DIRECTIONS FOR THIS TASK>
Return all of the data exactly, with nothing left out but the pictures.

----- STORED ROWS -----

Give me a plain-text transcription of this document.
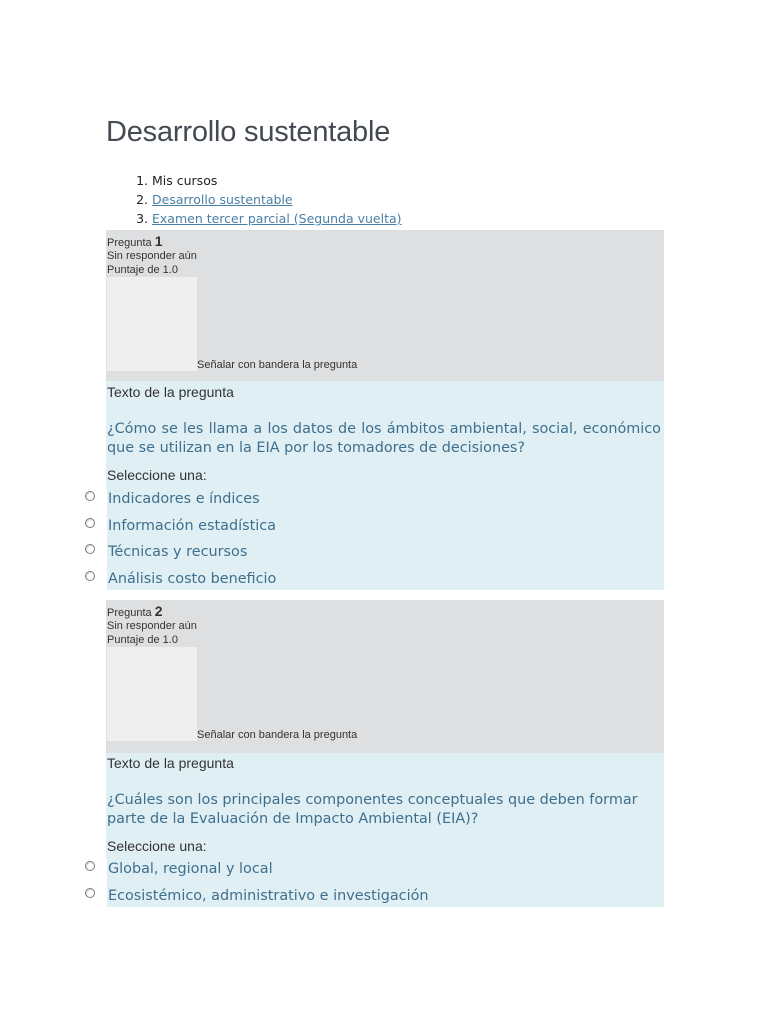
Desarrollo sustentable
1. Mis cursos
2. Desarrollo sustentable
3. Examen tercer parcial (Segunda vuelta)
Pregunta 1
Sin responder aún
Puntaje de 1.0
Señalar con bandera la pregunta
Texto de la pregunta
¿Cómo se les llama a los datos de los ámbitos ambiental, social, económico que se utilizan en la EIA por los tomadores de decisiones?
Seleccione una:
Indicadores e índices
Información estadística
Técnicas y recursos
Análisis costo beneficio
Pregunta 2
Sin responder aún
Puntaje de 1.0
Señalar con bandera la pregunta
Texto de la pregunta
¿Cuáles son los principales componentes conceptuales que deben formar parte de la Evaluación de Impacto Ambiental (EIA)?
Seleccione una:
Global, regional y local
Ecosistémico, administrativo e investigación
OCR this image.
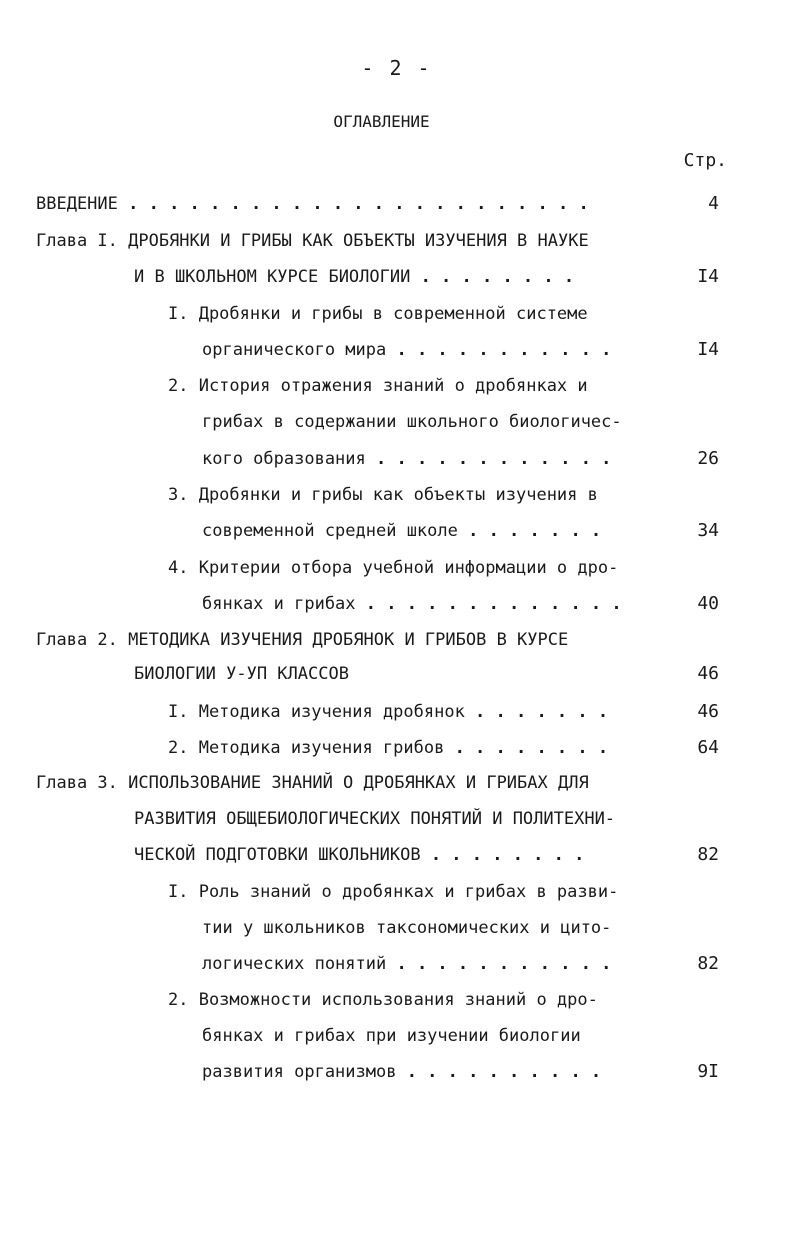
- 2 -
ОГЛАВЛЕНИЕ
Стр.
ВВЕДЕНИЕ . . . . . . . . . . . . . . . . . . . . . . .	4
Глава I. ДРОБЯНКИ И ГРИБЫ КАК ОБЪЕКТЫ ИЗУЧЕНИЯ В НАУКЕ
И В ШКОЛЬНОМ КУРСЕ БИОЛОГИИ . . . . . . . .	I4
I. Дробянки и грибы в современной системе
органического мира . . . . . . . . . . .	I4
2. История отражения знаний о дробянках и
грибах в содержании школьного биологичес-
кого образования . . . . . . . . . . . .	26
3. Дробянки и грибы как объекты изучения в
современной средней школе . . . . . . .	34
4. Критерии отбора учебной информации о дро-
бянках и грибах . . . . . . . . . . . . .	40
Глава 2. МЕТОДИКА ИЗУЧЕНИЯ ДРОБЯНОК И ГРИБОВ В КУРСЕ
БИОЛОГИИ У-УП КЛАССОВ	46
I. Методика изучения дробянок . . . . . . .	46
2. Методика изучения грибов . . . . . . . .	64
Глава 3. ИСПОЛЬЗОВАНИЕ ЗНАНИЙ О ДРОБЯНКАХ И ГРИБАХ ДЛЯ
РАЗВИТИЯ ОБЩЕБИОЛОГИЧЕСКИХ ПОНЯТИЙ И ПОЛИТЕХНИ-
ЧЕСКОЙ ПОДГОТОВКИ ШКОЛЬНИКОВ . . . . . . . .	82
I. Роль знаний о дробянках и грибах в разви-
тии у школьников таксономических и цито-
логических понятий . . . . . . . . . . .	82
2. Возможности использования знаний о дро-
бянках и грибах при изучении биологии
развития организмов . . . . . . . . . .	9I
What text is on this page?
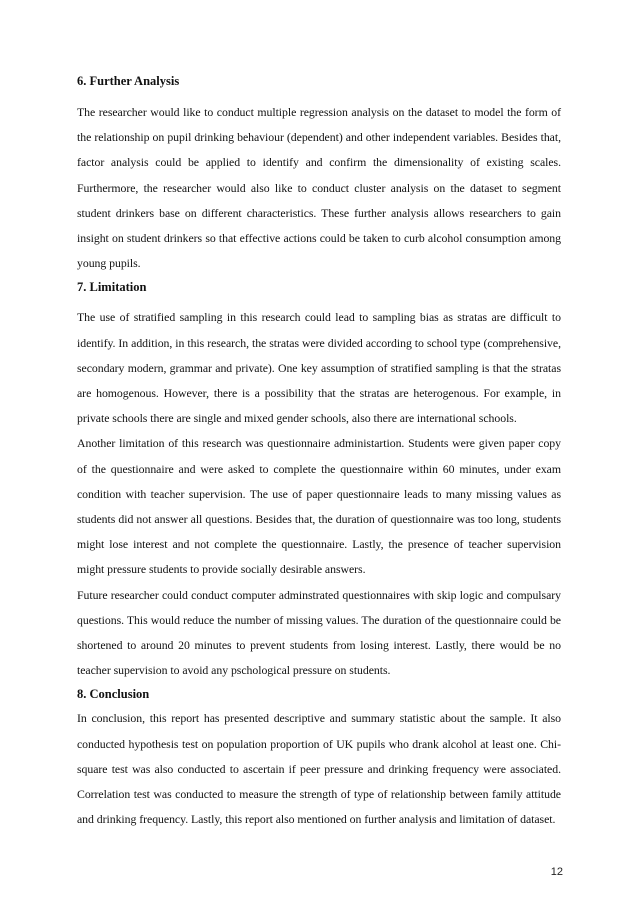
6. Further Analysis

The researcher would like to conduct multiple regression analysis on the dataset to model the form of the relationship on pupil drinking behaviour (dependent) and other independent variables. Besides that, factor analysis could be applied to identify and confirm the dimensionality of existing scales. Furthermore, the researcher would also like to conduct cluster analysis on the dataset to segment student drinkers base on different characteristics. These further analysis allows researchers to gain insight on student drinkers so that effective actions could be taken to curb alcohol consumption among young pupils.

7. Limitation

The use of stratified sampling in this research could lead to sampling bias as stratas are difficult to identify. In addition, in this research, the stratas were divided according to school type (comprehensive, secondary modern, grammar and private). One key assumption of stratified sampling is that the stratas are homogenous. However, there is a possibility that the stratas are heterogenous. For example, in private schools there are single and mixed gender schools, also there are international schools.

Another limitation of this research was questionnaire administartion. Students were given paper copy of the questionnaire and were asked to complete the questionnaire within 60 minutes, under exam condition with teacher supervision. The use of paper questionnaire leads to many missing values as students did not answer all questions. Besides that, the duration of questionnaire was too long, students might lose interest and not complete the questionnaire. Lastly, the presence of teacher supervision might pressure students to provide socially desirable answers.

Future researcher could conduct computer adminstrated questionnaires with skip logic and compulsary questions. This would reduce the number of missing values. The duration of the questionnaire could be shortened to around 20 minutes to prevent students from losing interest. Lastly, there would be no teacher supervision to avoid any pschological pressure on students.

8. Conclusion

In conclusion, this report has presented descriptive and summary statistic about the sample. It also conducted hypothesis test on population proportion of UK pupils who drank alcohol at least one. Chi-square test was also conducted to ascertain if peer pressure and drinking frequency were associated. Correlation test was conducted to measure the strength of type of relationship between family attitude and drinking frequency. Lastly, this report also mentioned on further analysis and limitation of dataset.

12
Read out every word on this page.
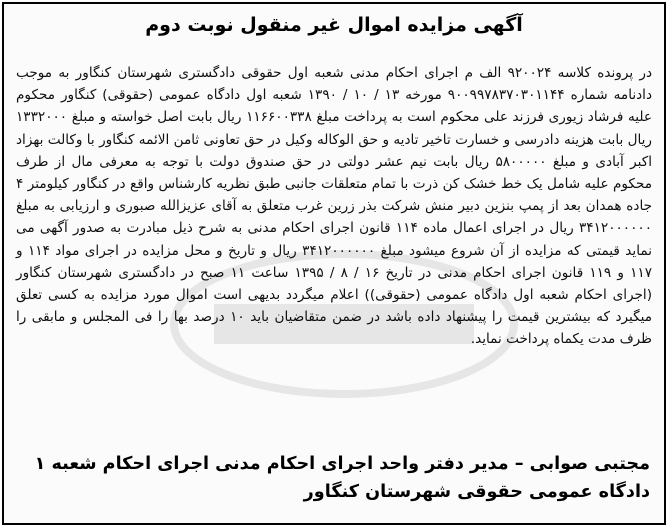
آگهی مزایده اموال غیر منقول نوبت دوم

در پرونده کلاسه ۹۲۰۰۲۴ الف م اجرای احکام مدنی شعبه اول حقوقی دادگستری شهرستان کنگاور به موجب دادنامه شماره ۹۰۰۹۹۷۸۳۷۰۳۰۱۱۴۴ مورخه ۱۳ / ۱۰ / ۱۳۹۰ شعبه اول دادگاه عمومی (حقوقی) کنگاور محکوم علیه فرشاد زیوری فرزند علی محکوم است به پرداخت مبلغ ۱۱۶۶۰۰۳۳۸ ریال بابت اصل خواسته و مبلغ ۱۳۳۲۰۰۰ ریال بابت هزینه دادرسی و خسارت تاخیر تادیه و حق الوکاله وکیل در حق تعاونی ثامن الائمه کنگاور با وکالت بهزاد اکبر آبادی و مبلغ ۵۸۰۰۰۰۰ ریال بابت نیم عشر دولتی در حق صندوق دولت با توجه به معرفی مال از طرف محکوم علیه شامل یک خط خشک کن ذرت با تمام متعلقات جانبی طبق نظریه کارشناس واقع در کنگاور کیلومتر ۴ جاده همدان بعد از پمپ بنزین دبیر منش شرکت بذر زرین غرب متعلق به آقای عزیزالله صبوری و ارزیابی به مبلغ ۳۴۱۲۰۰۰۰۰۰ ریال در اجرای اعمال ماده ۱۱۴ قانون اجرای احکام مدنی به شرح ذیل مبادرت به صدور آگهی می نماید قیمتی که مزایده از آن شروع میشود مبلغ ۳۴۱۲۰۰۰۰۰۰ ریال و تاریخ و محل مزایده در اجرای مواد ۱۱۴ و ۱۱۷ و ۱۱۹ قانون اجرای احکام مدنی در تاریخ ۱۶ / ۸ / ۱۳۹۵ ساعت ۱۱ صبح در دادگستری شهرستان کنگاور (اجرای احکام شعبه اول دادگاه عمومی (حقوقی)) اعلام میگردد بدیهی است اموال مورد مزایده به کسی تعلق میگیرد که بیشترین قیمت را پیشنهاد داده باشد در ضمن متقاضیان باید ۱۰ درصد بها را فی المجلس و مابقی را ظرف مدت یکماه پرداخت نماید.

مجتبی صوابی – مدیر دفتر واحد اجرای احکام مدنی اجرای احکام شعبه ۱
دادگاه عمومی حقوقی شهرستان کنگاور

-----

TASK RESPONSE>
Give me a plain-text transcription of this document.
Desarrollo sustentable
1. Mis cursos
2. Desarrollo sustentable
3. Examen tercer parcial (Segunda vuelta)
Pregunta 1
Sin responder aún
Puntaje de 1.0
Señalar con bandera la pregunta
Texto de la pregunta
¿Cómo se les llama a los datos de los ámbitos ambiental, social, económico que se utilizan en la EIA por los tomadores de decisiones?
Seleccione una:
Indicadores e índices
Información estadística
Técnicas y recursos
Análisis costo beneficio
Pregunta 2
Sin responder aún
Puntaje de 1.0
Señalar con bandera la pregunta
Texto de la pregunta
¿Cuáles son los principales componentes conceptuales que deben formar parte de la Evaluación de Impacto Ambiental (EIA)?
Seleccione una:
Global, regional y local
Ecosistémico, administrativo e investigación
OCR this image.
- 2 -
ОГЛАВЛЕНИЕ
Стр.
ВВЕДЕНИЕ . . . . . . . . . . . . . . . . . . . . . . .	4
Глава I. ДРОБЯНКИ И ГРИБЫ КАК ОБЪЕКТЫ ИЗУЧЕНИЯ В НАУКЕ
И В ШКОЛЬНОМ КУРСЕ БИОЛОГИИ . . . . . . . .	I4
I. Дробянки и грибы в современной системе
органического мира . . . . . . . . . . .	I4
2. История отражения знаний о дробянках и
грибах в содержании школьного биологичес-
кого образования . . . . . . . . . . . .	26
3. Дробянки и грибы как объекты изучения в
современной средней школе . . . . . . .	34
4. Критерии отбора учебной информации о дро-
бянках и грибах . . . . . . . . . . . . .	40
Глава 2. МЕТОДИКА ИЗУЧЕНИЯ ДРОБЯНОК И ГРИБОВ В КУРСЕ
БИОЛОГИИ У-УП КЛАССОВ	46
I. Методика изучения дробянок . . . . . . .	46
2. Методика изучения грибов . . . . . . . .	64
Глава 3. ИСПОЛЬЗОВАНИЕ ЗНАНИЙ О ДРОБЯНКАХ И ГРИБАХ ДЛЯ
РАЗВИТИЯ ОБЩЕБИОЛОГИЧЕСКИХ ПОНЯТИЙ И ПОЛИТЕХНИ-
ЧЕСКОЙ ПОДГОТОВКИ ШКОЛЬНИКОВ . . . . . . . .	82
I. Роль знаний о дробянках и грибах в разви-
тии у школьников таксономических и цито-
логических понятий . . . . . . . . . . .	82
2. Возможности использования знаний о дро-
бянках и грибах при изучении биологии
развития организмов . . . . . . . . . .	9I
What text is on this page?
6. Further Analysis

The researcher would like to conduct multiple regression analysis on the dataset to model the form of the relationship on pupil drinking behaviour (dependent) and other independent variables. Besides that, factor analysis could be applied to identify and confirm the dimensionality of existing scales. Furthermore, the researcher would also like to conduct cluster analysis on the dataset to segment student drinkers base on different characteristics. These further analysis allows researchers to gain insight on student drinkers so that effective actions could be taken to curb alcohol consumption among young pupils.

7. Limitation

The use of stratified sampling in this research could lead to sampling bias as stratas are difficult to identify. In addition, in this research, the stratas were divided according to school type (comprehensive, secondary modern, grammar and private). One key assumption of stratified sampling is that the stratas are homogenous. However, there is a possibility that the stratas are heterogenous. For example, in private schools there are single and mixed gender schools, also there are international schools.

Another limitation of this research was questionnaire administartion. Students were given paper copy of the questionnaire and were asked to complete the questionnaire within 60 minutes, under exam condition with teacher supervision. The use of paper questionnaire leads to many missing values as students did not answer all questions. Besides that, the duration of questionnaire was too long, students might lose interest and not complete the questionnaire. Lastly, the presence of teacher supervision might pressure students to provide socially desirable answers.

Future researcher could conduct computer adminstrated questionnaires with skip logic and compulsary questions. This would reduce the number of missing values. The duration of the questionnaire could be shortened to around 20 minutes to prevent students from losing interest. Lastly, there would be no teacher supervision to avoid any pschological pressure on students.

8. Conclusion

In conclusion, this report has presented descriptive and summary statistic about the sample. It also conducted hypothesis test on population proportion of UK pupils who drank alcohol at least one. Chi-square test was also conducted to ascertain if peer pressure and drinking frequency were associated. Correlation test was conducted to measure the strength of type of relationship between family attitude and drinking frequency. Lastly, this report also mentioned on further analysis and limitation of dataset.

12
Read out every word on this page.
آگهی مزایده اموال غیر منقول نوبت دوم

در پرونده کلاسه ۹۲۰۰۲۴ الف م اجرای احکام مدنی شعبه اول حقوقی دادگستری شهرستان کنگاور به موجب دادنامه شماره ۹۰۰۹۹۷۸۳۷۰۳۰۱۱۴۴ مورخه ۱۳ / ۱۰ / ۱۳۹۰ شعبه اول دادگاه عمومی (حقوقی) کنگاور محکوم علیه فرشاد زیوری فرزند علی محکوم است به پرداخت مبلغ ۱۱۶۶۰۰۳۳۸ ریال بابت اصل خواسته و مبلغ ۱۳۳۲۰۰۰ ریال بابت هزینه دادرسی و خسارت تاخیر تادیه و حق الوکاله وکیل در حق تعاونی ثامن الائمه کنگاور با وکالت بهزاد اکبر آبادی و مبلغ ۵۸۰۰۰۰۰ ریال بابت نیم عشر دولتی در حق صندوق دولت با توجه به معرفی مال از طرف محکوم علیه شامل یک خط خشک کن ذرت با تمام متعلقات جانبی طبق نظریه کارشناس واقع در کنگاور کیلومتر ۴ جاده همدان بعد از پمپ بنزین دبیر منش شرکت بذر زرین غرب متعلق به آقای عزیزالله صبوری و ارزیابی به مبلغ ۳۴۱۲۰۰۰۰۰۰ ریال در اجرای اعمال ماده ۱۱۴ قانون اجرای احکام مدنی به شرح ذیل مبادرت به صدور آگهی می نماید قیمتی که مزایده از آن شروع میشود مبلغ ۳۴۱۲۰۰۰۰۰۰ ریال و تاریخ و محل مزایده در اجرای مواد ۱۱۴ و ۱۱۷ و ۱۱۹ قانون اجرای احکام مدنی در تاریخ ۱۶ / ۸ / ۱۳۹۵ ساعت ۱۱ صبح در دادگستری شهرستان کنگاور (اجرای احکام شعبه اول دادگاه عمومی (حقوقی)) اعلام میگردد بدیهی است اموال مورد مزایده به کسی تعلق میگیرد که بیشترین قیمت را پیشنهاد داده باشد در ضمن متقاضیان باید ۱۰ درصد بها را فی المجلس و مابقی را ظرف مدت یکماه پرداخت نماید.

مجتبی صوابی – مدیر دفتر واحد اجرای احکام مدنی اجرای احکام شعبه ۱
دادگاه عمومی حقوقی شهرستان کنگاور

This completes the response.